Any pictures in the records below should be skipped; write out everything else exactly.

— Start —

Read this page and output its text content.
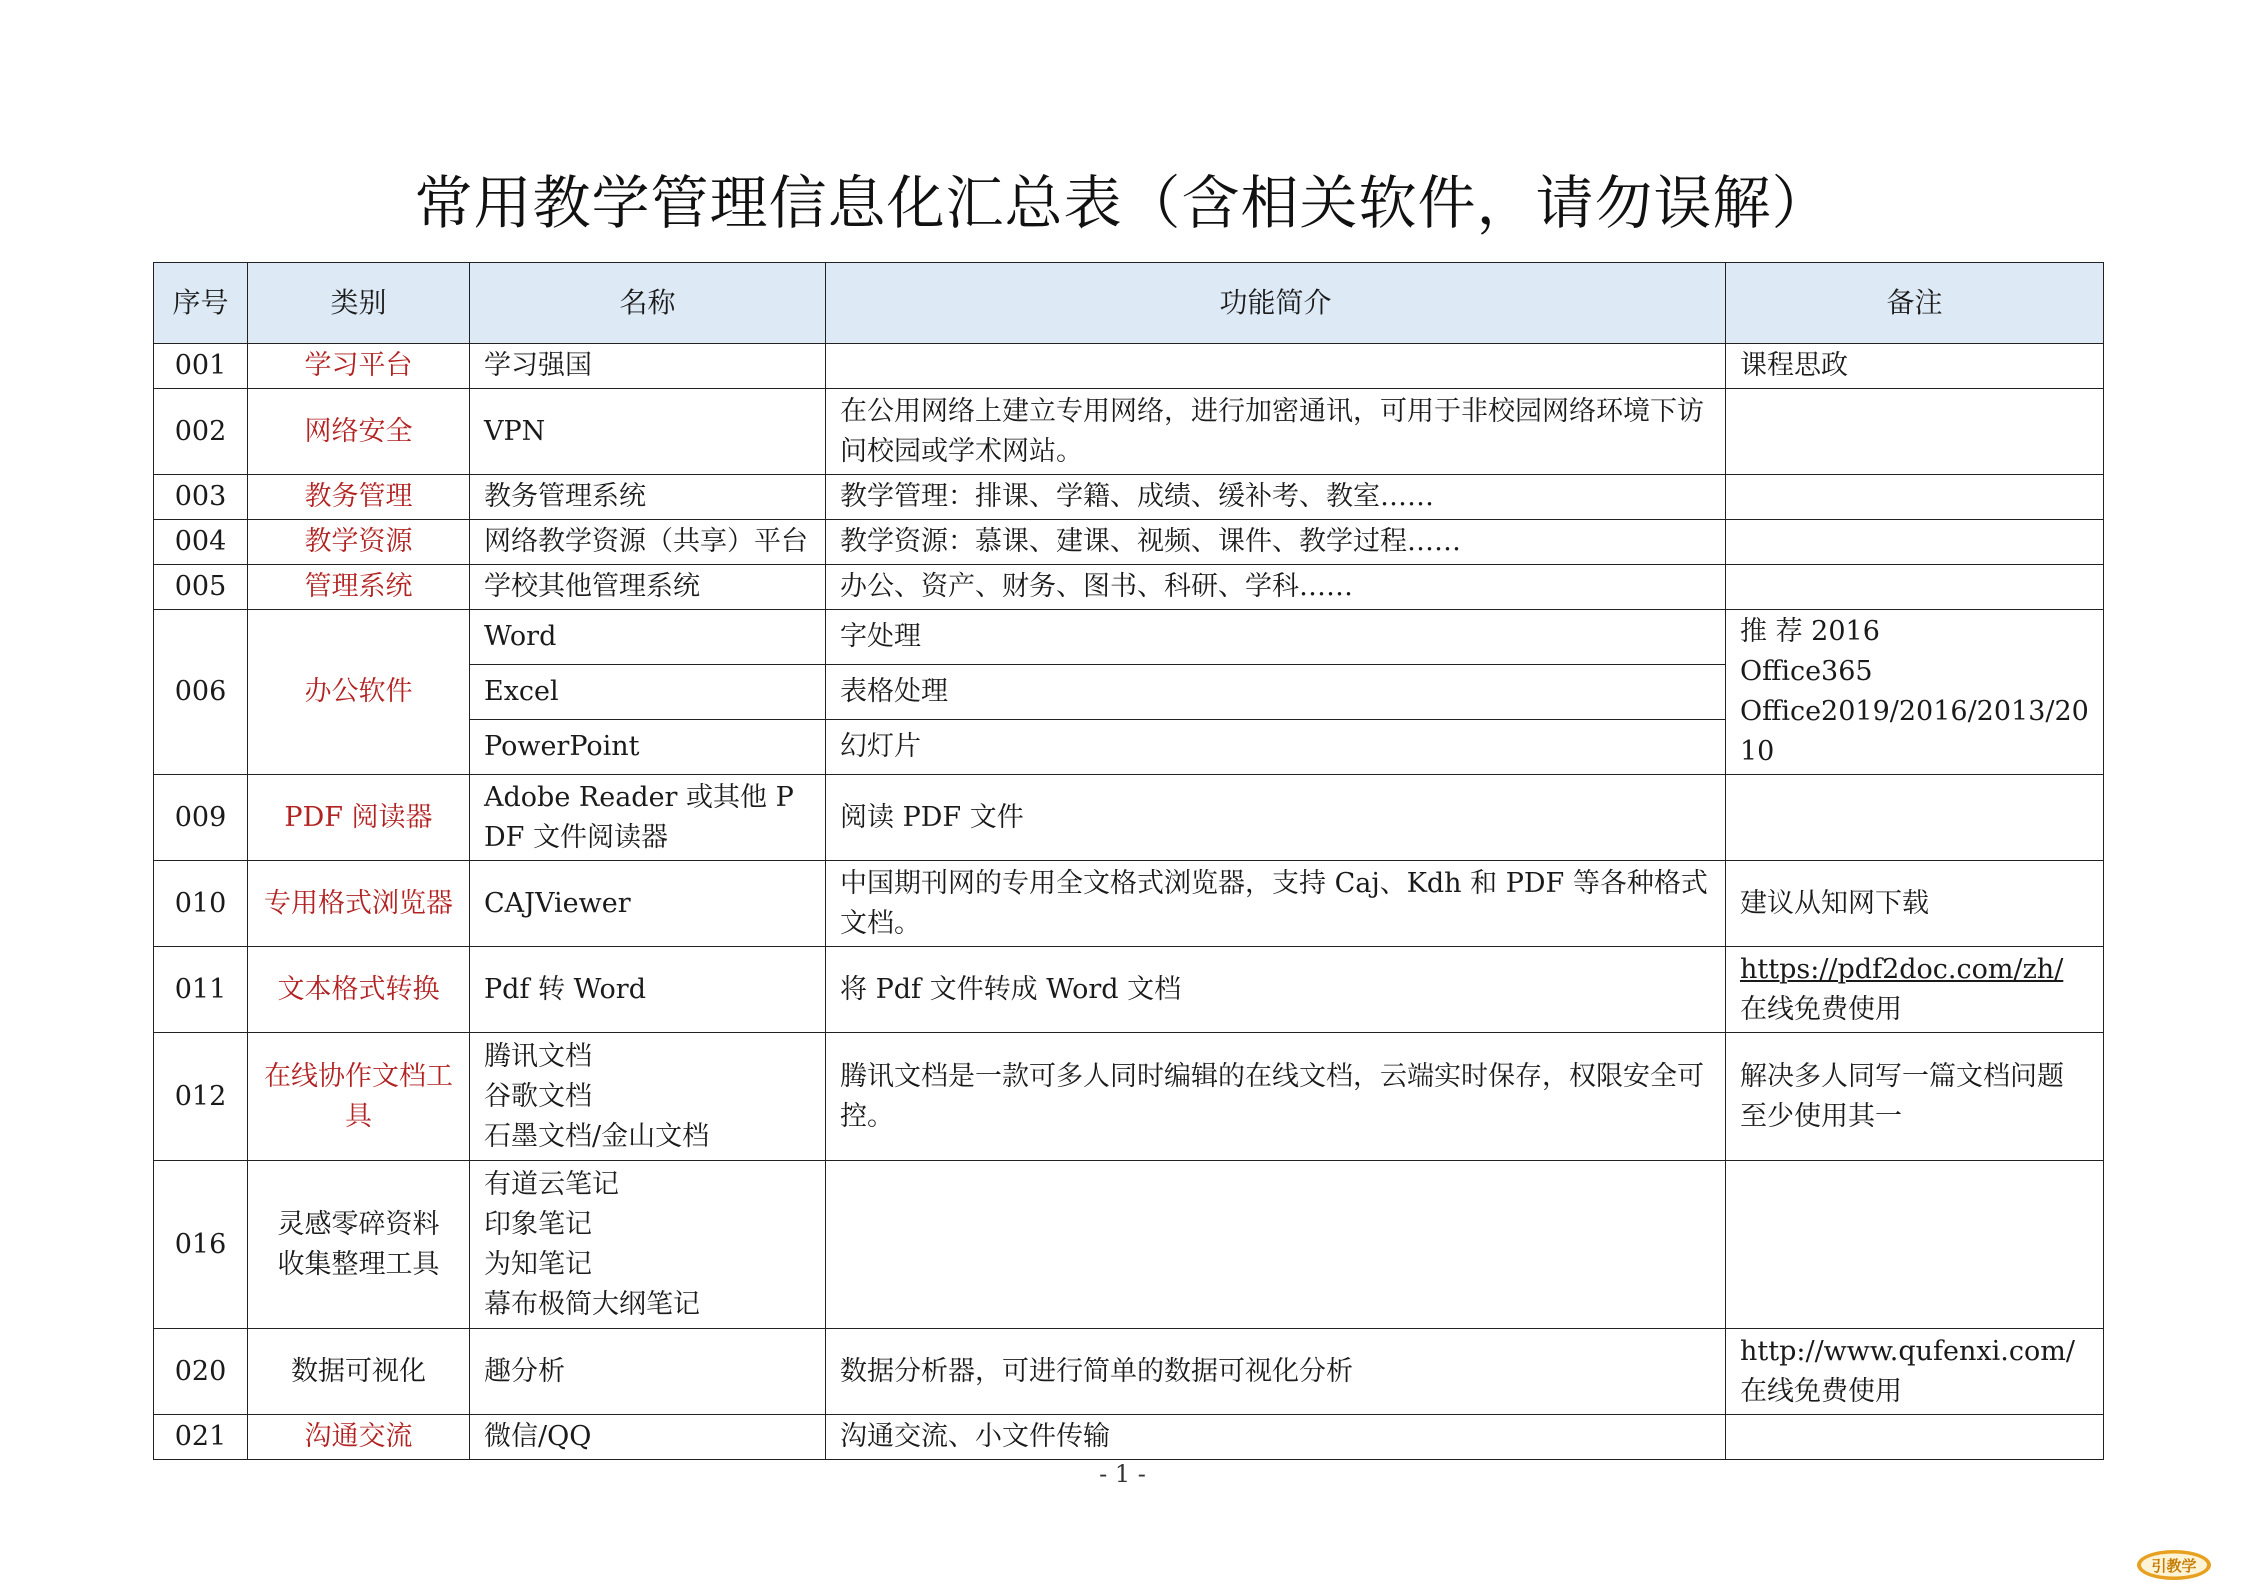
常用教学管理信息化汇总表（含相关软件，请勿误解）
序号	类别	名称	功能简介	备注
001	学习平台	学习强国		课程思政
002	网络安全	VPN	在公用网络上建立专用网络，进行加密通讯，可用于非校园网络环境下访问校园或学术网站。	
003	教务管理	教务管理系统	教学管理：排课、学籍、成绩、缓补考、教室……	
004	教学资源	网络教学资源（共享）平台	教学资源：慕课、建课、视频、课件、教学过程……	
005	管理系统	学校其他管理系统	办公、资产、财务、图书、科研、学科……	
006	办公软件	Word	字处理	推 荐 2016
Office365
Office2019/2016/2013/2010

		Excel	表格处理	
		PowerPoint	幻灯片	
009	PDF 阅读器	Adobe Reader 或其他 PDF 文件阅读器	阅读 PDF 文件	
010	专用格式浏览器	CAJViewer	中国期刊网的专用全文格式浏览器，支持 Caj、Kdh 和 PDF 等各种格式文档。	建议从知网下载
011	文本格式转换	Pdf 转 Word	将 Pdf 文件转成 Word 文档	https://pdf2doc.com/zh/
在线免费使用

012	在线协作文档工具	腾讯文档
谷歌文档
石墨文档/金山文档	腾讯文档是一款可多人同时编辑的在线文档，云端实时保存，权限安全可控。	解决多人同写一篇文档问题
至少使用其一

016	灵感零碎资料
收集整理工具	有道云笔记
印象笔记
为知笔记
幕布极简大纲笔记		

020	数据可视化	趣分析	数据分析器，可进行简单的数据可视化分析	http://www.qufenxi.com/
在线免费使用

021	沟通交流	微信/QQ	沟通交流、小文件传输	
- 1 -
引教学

— End —

Completed task
Read this page and output its text content.
常用教学管理信息化汇总表（含相关软件，请勿误解）
序号	类别	名称	功能简介	备注
001	学习平台	学习强国		课程思政
002	网络安全	VPN	在公用网络上建立专用网络，进行加密通讯，可用于非校园网络环境下访问校园或学术网站。	
003	教务管理	教务管理系统	教学管理：排课、学籍、成绩、缓补考、教室……	
004	教学资源	网络教学资源（共享）平台	教学资源：慕课、建课、视频、课件、教学过程……	
005	管理系统	学校其他管理系统	办公、资产、财务、图书、科研、学科……	
006	办公软件	Word	字处理	推 荐 2016
Office365
Office2019/2016/2013/2010

		Excel	表格处理	
		PowerPoint	幻灯片	
009	PDF 阅读器	Adobe Reader 或其他 PDF 文件阅读器	阅读 PDF 文件	
010	专用格式浏览器	CAJViewer	中国期刊网的专用全文格式浏览器，支持 Caj、Kdh 和 PDF 等各种格式文档。	建议从知网下载
011	文本格式转换	Pdf 转 Word	将 Pdf 文件转成 Word 文档	https://pdf2doc.com/zh/
在线免费使用

012	在线协作文档工具	腾讯文档
谷歌文档
石墨文档/金山文档	腾讯文档是一款可多人同时编辑的在线文档，云端实时保存，权限安全可控。	解决多人同写一篇文档问题
至少使用其一

016	灵感零碎资料
收集整理工具	有道云笔记
印象笔记
为知笔记
幕布极简大纲笔记		

020	数据可视化	趣分析	数据分析器，可进行简单的数据可视化分析	http://www.qufenxi.com/
在线免费使用

021	沟通交流	微信/QQ	沟通交流、小文件传输	
- 1 -
引教学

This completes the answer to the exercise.